__Supplied data__:
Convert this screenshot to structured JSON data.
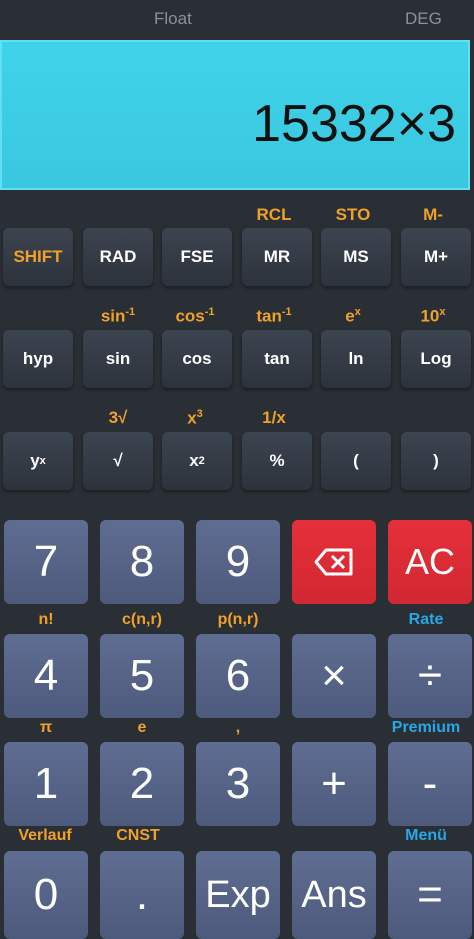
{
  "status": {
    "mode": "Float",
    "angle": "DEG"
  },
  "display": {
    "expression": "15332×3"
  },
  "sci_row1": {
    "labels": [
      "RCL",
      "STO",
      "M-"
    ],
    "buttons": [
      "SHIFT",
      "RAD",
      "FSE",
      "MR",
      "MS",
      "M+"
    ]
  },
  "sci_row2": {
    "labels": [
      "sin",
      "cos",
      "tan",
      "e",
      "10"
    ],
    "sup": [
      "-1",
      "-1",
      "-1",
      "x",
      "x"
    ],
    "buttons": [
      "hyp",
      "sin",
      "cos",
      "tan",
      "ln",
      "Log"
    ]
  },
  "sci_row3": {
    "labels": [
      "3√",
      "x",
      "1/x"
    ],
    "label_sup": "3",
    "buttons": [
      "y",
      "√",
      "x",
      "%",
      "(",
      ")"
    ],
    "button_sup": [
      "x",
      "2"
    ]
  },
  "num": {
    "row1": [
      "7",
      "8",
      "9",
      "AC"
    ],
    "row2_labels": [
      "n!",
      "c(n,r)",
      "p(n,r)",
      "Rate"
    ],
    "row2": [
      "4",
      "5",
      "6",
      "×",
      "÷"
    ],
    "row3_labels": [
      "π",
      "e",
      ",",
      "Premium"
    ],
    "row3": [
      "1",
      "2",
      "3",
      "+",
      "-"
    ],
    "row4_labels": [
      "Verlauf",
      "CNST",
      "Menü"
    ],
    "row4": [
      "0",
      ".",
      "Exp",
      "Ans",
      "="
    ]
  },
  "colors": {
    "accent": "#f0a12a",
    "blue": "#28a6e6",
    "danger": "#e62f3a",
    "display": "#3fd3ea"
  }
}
==
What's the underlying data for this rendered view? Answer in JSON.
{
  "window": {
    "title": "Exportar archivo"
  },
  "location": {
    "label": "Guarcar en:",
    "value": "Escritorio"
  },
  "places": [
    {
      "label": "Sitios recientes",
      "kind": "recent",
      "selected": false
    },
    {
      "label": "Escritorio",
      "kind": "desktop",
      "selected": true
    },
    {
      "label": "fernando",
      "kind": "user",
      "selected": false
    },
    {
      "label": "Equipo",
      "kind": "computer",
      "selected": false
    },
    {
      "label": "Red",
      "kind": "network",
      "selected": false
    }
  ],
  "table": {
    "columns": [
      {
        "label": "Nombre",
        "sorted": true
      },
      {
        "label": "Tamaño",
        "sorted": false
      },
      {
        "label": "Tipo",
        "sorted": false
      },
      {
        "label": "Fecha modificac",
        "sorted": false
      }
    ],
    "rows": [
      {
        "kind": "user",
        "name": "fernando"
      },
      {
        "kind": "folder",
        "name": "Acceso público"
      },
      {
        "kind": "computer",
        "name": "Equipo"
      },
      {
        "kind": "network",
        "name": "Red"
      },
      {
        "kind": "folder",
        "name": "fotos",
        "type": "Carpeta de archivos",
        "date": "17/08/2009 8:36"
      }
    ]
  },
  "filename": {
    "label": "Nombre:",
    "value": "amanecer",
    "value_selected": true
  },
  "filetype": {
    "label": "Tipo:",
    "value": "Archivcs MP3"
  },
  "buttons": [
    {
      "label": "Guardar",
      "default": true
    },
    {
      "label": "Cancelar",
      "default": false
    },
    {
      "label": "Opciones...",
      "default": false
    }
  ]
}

__Written instruction__:
A single figure is required: the number of lines above in which the word "true" occurs.

__Final answer__:
4